● **Given instruction**: In this exercise, return the whole listing exactly, excluding any images.

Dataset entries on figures
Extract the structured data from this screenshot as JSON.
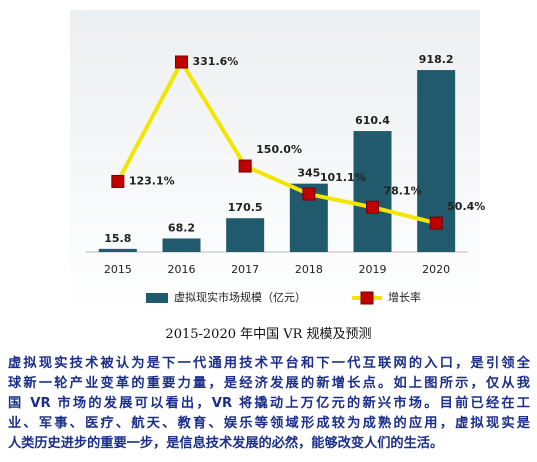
{
  "chart_data": {
    "type": "bar_line",
    "categories": [
      "2015",
      "2016",
      "2017",
      "2018",
      "2019",
      "2020"
    ],
    "series": [
      {
        "name": "虚拟现实市场规模（亿元）",
        "type": "bar",
        "color": "#215a6d",
        "values": [
          15.8,
          68.2,
          170.5,
          345,
          610.4,
          918.2
        ]
      },
      {
        "name": "增长率",
        "type": "line",
        "axis": "y2",
        "color": "#f2e600",
        "marker_color": "#c00000",
        "values": [
          123.1,
          331.6,
          150.0,
          101.1,
          78.1,
          50.4
        ],
        "value_labels": [
          "123.1%",
          "331.6%",
          "150.0%",
          "101.1%",
          "78.1%",
          "50.4%"
        ]
      }
    ],
    "ylim": [
      0,
      1070
    ],
    "y2lim": [
      0,
      370
    ],
    "legend": "bottom"
  },
  "caption": "2015-2020 年中国 VR 规模及预测",
  "paragraph": [
    "虚拟现实技术被认为是下一代通用技术平台和下一代互联网的入口，是引领全",
    "球新一轮产业变革的重要力量，是经济发展的新增长点。如上图所示，仅从我",
    "国 VR 市场的发展可以看出，VR 将撬动上万亿元的新兴市场。目前已经在工",
    "业、军事、医疗、航天、教育、娱乐等领域形成较为成熟的应用，虚拟现实是",
    "人类历史进步的重要一步，是信息技术发展的必然，能够改变人们的生活。"
  ]
}
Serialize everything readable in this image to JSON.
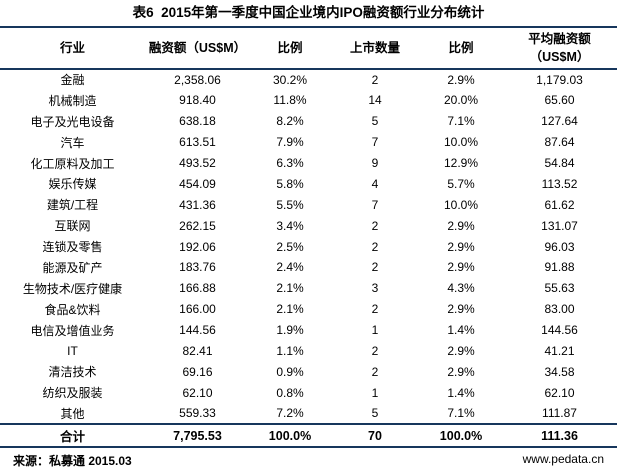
{
  "colors": {
    "rule": "#16365c",
    "text": "#000000",
    "background": "#ffffff"
  },
  "footer": {
    "source": "来源：私募通 2015.03",
    "site": "www.pedata.cn"
  },
  "chart_data": {
    "type": "table",
    "title": "表6  2015年第一季度中国企业境内IPO融资额行业分布统计",
    "columns": [
      "行业",
      "融资额（US$M）",
      "比例",
      "上市数量",
      "比例",
      "平均融资额\n（US$M）"
    ],
    "rows": [
      [
        "金融",
        "2,358.06",
        "30.2%",
        "2",
        "2.9%",
        "1,179.03"
      ],
      [
        "机械制造",
        "918.40",
        "11.8%",
        "14",
        "20.0%",
        "65.60"
      ],
      [
        "电子及光电设备",
        "638.18",
        "8.2%",
        "5",
        "7.1%",
        "127.64"
      ],
      [
        "汽车",
        "613.51",
        "7.9%",
        "7",
        "10.0%",
        "87.64"
      ],
      [
        "化工原料及加工",
        "493.52",
        "6.3%",
        "9",
        "12.9%",
        "54.84"
      ],
      [
        "娱乐传媒",
        "454.09",
        "5.8%",
        "4",
        "5.7%",
        "113.52"
      ],
      [
        "建筑/工程",
        "431.36",
        "5.5%",
        "7",
        "10.0%",
        "61.62"
      ],
      [
        "互联网",
        "262.15",
        "3.4%",
        "2",
        "2.9%",
        "131.07"
      ],
      [
        "连锁及零售",
        "192.06",
        "2.5%",
        "2",
        "2.9%",
        "96.03"
      ],
      [
        "能源及矿产",
        "183.76",
        "2.4%",
        "2",
        "2.9%",
        "91.88"
      ],
      [
        "生物技术/医疗健康",
        "166.88",
        "2.1%",
        "3",
        "4.3%",
        "55.63"
      ],
      [
        "食品&饮料",
        "166.00",
        "2.1%",
        "2",
        "2.9%",
        "83.00"
      ],
      [
        "电信及增值业务",
        "144.56",
        "1.9%",
        "1",
        "1.4%",
        "144.56"
      ],
      [
        "IT",
        "82.41",
        "1.1%",
        "2",
        "2.9%",
        "41.21"
      ],
      [
        "清洁技术",
        "69.16",
        "0.9%",
        "2",
        "2.9%",
        "34.58"
      ],
      [
        "纺织及服装",
        "62.10",
        "0.8%",
        "1",
        "1.4%",
        "62.10"
      ],
      [
        "其他",
        "559.33",
        "7.2%",
        "5",
        "7.1%",
        "111.87"
      ]
    ],
    "total": [
      "合计",
      "7,795.53",
      "100.0%",
      "70",
      "100.0%",
      "111.36"
    ]
  }
}
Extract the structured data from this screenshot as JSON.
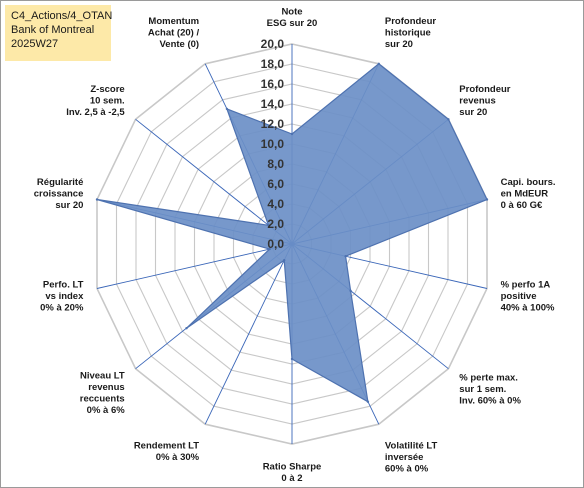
{
  "header": {
    "line1": "C4_Actions/4_OTAN",
    "line2": "Bank of Montreal",
    "line3": "2025W27"
  },
  "chart_data": {
    "type": "radar",
    "title": "",
    "rmin": 0,
    "rmax": 20,
    "tick_step": 2,
    "tick_labels": [
      "0,0",
      "2,0",
      "4,0",
      "6,0",
      "8,0",
      "10,0",
      "12,0",
      "14,0",
      "16,0",
      "18,0",
      "20,0"
    ],
    "grid": true,
    "colors": {
      "fill": "#6b8fc7",
      "stroke": "#4e72b0",
      "grid": "#c8c8c8",
      "spoke": "#3a66b8"
    },
    "axes": [
      {
        "label": [
          "Note",
          "ESG sur 20"
        ]
      },
      {
        "label": [
          "Profondeur",
          "historique",
          "sur 20"
        ]
      },
      {
        "label": [
          "Profondeur",
          "revenus",
          "sur 20"
        ]
      },
      {
        "label": [
          "Capi. bours.",
          "en MdEUR",
          "0 à 60 G€"
        ]
      },
      {
        "label": [
          "% perfo 1A",
          "positive",
          "40% à 100%"
        ]
      },
      {
        "label": [
          "% perte max.",
          "sur 1 sem.",
          "Inv. 60% à 0%"
        ]
      },
      {
        "label": [
          "Volatilité LT",
          "inversée",
          "60% à 0%"
        ]
      },
      {
        "label": [
          "Ratio Sharpe",
          "0 à 2"
        ]
      },
      {
        "label": [
          "Rendement LT",
          "0% à 30%"
        ]
      },
      {
        "label": [
          "Niveau LT",
          "revenus",
          "reccuents",
          "0% à 6%"
        ]
      },
      {
        "label": [
          "Perfo. LT",
          "vs index",
          "0% à 20%"
        ]
      },
      {
        "label": [
          "Régularité",
          "croissance",
          "sur 20"
        ]
      },
      {
        "label": [
          "Z-score",
          "10 sem.",
          "Inv. 2,5 à -2,5"
        ]
      },
      {
        "label": [
          "Momentum",
          "Achat (20) /",
          "Vente (0)"
        ]
      }
    ],
    "series": [
      {
        "values": [
          11,
          20,
          20,
          20,
          5.5,
          7.5,
          17.5,
          11.5,
          1.8,
          13.5,
          2.3,
          20,
          3,
          15
        ]
      }
    ]
  }
}
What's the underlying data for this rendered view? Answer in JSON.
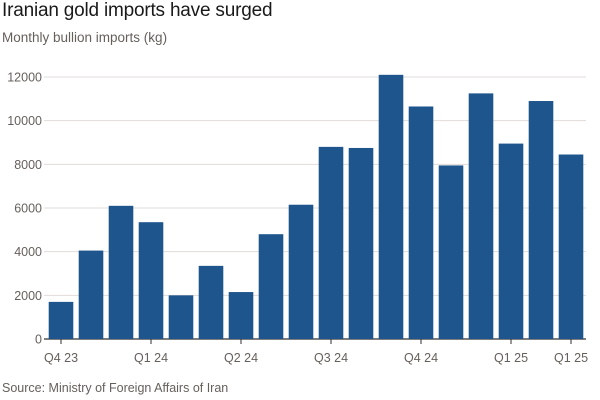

● **Answer to the task**:
Extract the structured data from this screenshot as JSON.
{
  "chart_data": {
    "type": "bar_line",
    "categories": [
      "2015",
      "2016",
      "2017",
      "2018",
      "2019",
      "2020"
    ],
    "series": [
      {
        "name": "虚拟现实市场规模（亿元）",
        "type": "bar",
        "color": "#215a6d",
        "values": [
          15.8,
          68.2,
          170.5,
          345,
          610.4,
          918.2
        ]
      },
      {
        "name": "增长率",
        "type": "line",
        "axis": "y2",
        "color": "#f2e600",
        "marker_color": "#c00000",
        "values": [
          123.1,
          331.6,
          150.0,
          101.1,
          78.1,
          50.4
        ],
        "value_labels": [
          "123.1%",
          "331.6%",
          "150.0%",
          "101.1%",
          "78.1%",
          "50.4%"
        ]
      }
    ],
    "ylim": [
      0,
      1070
    ],
    "y2lim": [
      0,
      370
    ],
    "legend": "bottom"
  },
  "caption": "2015-2020 年中国 VR 规模及预测",
  "paragraph": [
    "虚拟现实技术被认为是下一代通用技术平台和下一代互联网的入口，是引领全",
    "球新一轮产业变革的重要力量，是经济发展的新增长点。如上图所示，仅从我",
    "国 VR 市场的发展可以看出，VR 将撬动上万亿元的新兴市场。目前已经在工",
    "业、军事、医疗、航天、教育、娱乐等领域形成较为成熟的应用，虚拟现实是",
    "人类历史进步的重要一步，是信息技术发展的必然，能够改变人们的生活。"
  ]
}
Serialize everything readable in this image to JSON.
{
  "colors": {
    "rule": "#16365c",
    "text": "#000000",
    "background": "#ffffff"
  },
  "footer": {
    "source": "来源：私募通 2015.03",
    "site": "www.pedata.cn"
  },
  "chart_data": {
    "type": "table",
    "title": "表6  2015年第一季度中国企业境内IPO融资额行业分布统计",
    "columns": [
      "行业",
      "融资额（US$M）",
      "比例",
      "上市数量",
      "比例",
      "平均融资额\n（US$M）"
    ],
    "rows": [
      [
        "金融",
        "2,358.06",
        "30.2%",
        "2",
        "2.9%",
        "1,179.03"
      ],
      [
        "机械制造",
        "918.40",
        "11.8%",
        "14",
        "20.0%",
        "65.60"
      ],
      [
        "电子及光电设备",
        "638.18",
        "8.2%",
        "5",
        "7.1%",
        "127.64"
      ],
      [
        "汽车",
        "613.51",
        "7.9%",
        "7",
        "10.0%",
        "87.64"
      ],
      [
        "化工原料及加工",
        "493.52",
        "6.3%",
        "9",
        "12.9%",
        "54.84"
      ],
      [
        "娱乐传媒",
        "454.09",
        "5.8%",
        "4",
        "5.7%",
        "113.52"
      ],
      [
        "建筑/工程",
        "431.36",
        "5.5%",
        "7",
        "10.0%",
        "61.62"
      ],
      [
        "互联网",
        "262.15",
        "3.4%",
        "2",
        "2.9%",
        "131.07"
      ],
      [
        "连锁及零售",
        "192.06",
        "2.5%",
        "2",
        "2.9%",
        "96.03"
      ],
      [
        "能源及矿产",
        "183.76",
        "2.4%",
        "2",
        "2.9%",
        "91.88"
      ],
      [
        "生物技术/医疗健康",
        "166.88",
        "2.1%",
        "3",
        "4.3%",
        "55.63"
      ],
      [
        "食品&饮料",
        "166.00",
        "2.1%",
        "2",
        "2.9%",
        "83.00"
      ],
      [
        "电信及增值业务",
        "144.56",
        "1.9%",
        "1",
        "1.4%",
        "144.56"
      ],
      [
        "IT",
        "82.41",
        "1.1%",
        "2",
        "2.9%",
        "41.21"
      ],
      [
        "清洁技术",
        "69.16",
        "0.9%",
        "2",
        "2.9%",
        "34.58"
      ],
      [
        "纺织及服装",
        "62.10",
        "0.8%",
        "1",
        "1.4%",
        "62.10"
      ],
      [
        "其他",
        "559.33",
        "7.2%",
        "5",
        "7.1%",
        "111.87"
      ]
    ],
    "total": [
      "合计",
      "7,795.53",
      "100.0%",
      "70",
      "100.0%",
      "111.36"
    ]
  }
}
Extract the structured data from this screenshot as JSON.
{
  "header": {
    "line1": "C4_Actions/4_OTAN",
    "line2": "Bank of Montreal",
    "line3": "2025W27"
  },
  "chart_data": {
    "type": "radar",
    "title": "",
    "rmin": 0,
    "rmax": 20,
    "tick_step": 2,
    "tick_labels": [
      "0,0",
      "2,0",
      "4,0",
      "6,0",
      "8,0",
      "10,0",
      "12,0",
      "14,0",
      "16,0",
      "18,0",
      "20,0"
    ],
    "grid": true,
    "colors": {
      "fill": "#6b8fc7",
      "stroke": "#4e72b0",
      "grid": "#c8c8c8",
      "spoke": "#3a66b8"
    },
    "axes": [
      {
        "label": [
          "Note",
          "ESG sur 20"
        ]
      },
      {
        "label": [
          "Profondeur",
          "historique",
          "sur 20"
        ]
      },
      {
        "label": [
          "Profondeur",
          "revenus",
          "sur 20"
        ]
      },
      {
        "label": [
          "Capi. bours.",
          "en MdEUR",
          "0 à 60 G€"
        ]
      },
      {
        "label": [
          "% perfo 1A",
          "positive",
          "40% à 100%"
        ]
      },
      {
        "label": [
          "% perte max.",
          "sur 1 sem.",
          "Inv. 60% à 0%"
        ]
      },
      {
        "label": [
          "Volatilité LT",
          "inversée",
          "60% à 0%"
        ]
      },
      {
        "label": [
          "Ratio Sharpe",
          "0 à 2"
        ]
      },
      {
        "label": [
          "Rendement LT",
          "0% à 30%"
        ]
      },
      {
        "label": [
          "Niveau LT",
          "revenus",
          "reccuents",
          "0% à 6%"
        ]
      },
      {
        "label": [
          "Perfo. LT",
          "vs index",
          "0% à 20%"
        ]
      },
      {
        "label": [
          "Régularité",
          "croissance",
          "sur 20"
        ]
      },
      {
        "label": [
          "Z-score",
          "10 sem.",
          "Inv. 2,5 à -2,5"
        ]
      },
      {
        "label": [
          "Momentum",
          "Achat (20) /",
          "Vente (0)"
        ]
      }
    ],
    "series": [
      {
        "values": [
          11,
          20,
          20,
          20,
          5.5,
          7.5,
          17.5,
          11.5,
          1.8,
          13.5,
          2.3,
          20,
          3,
          15
        ]
      }
    ]
  }
}
What's the underlying data for this rendered view? Answer in JSON.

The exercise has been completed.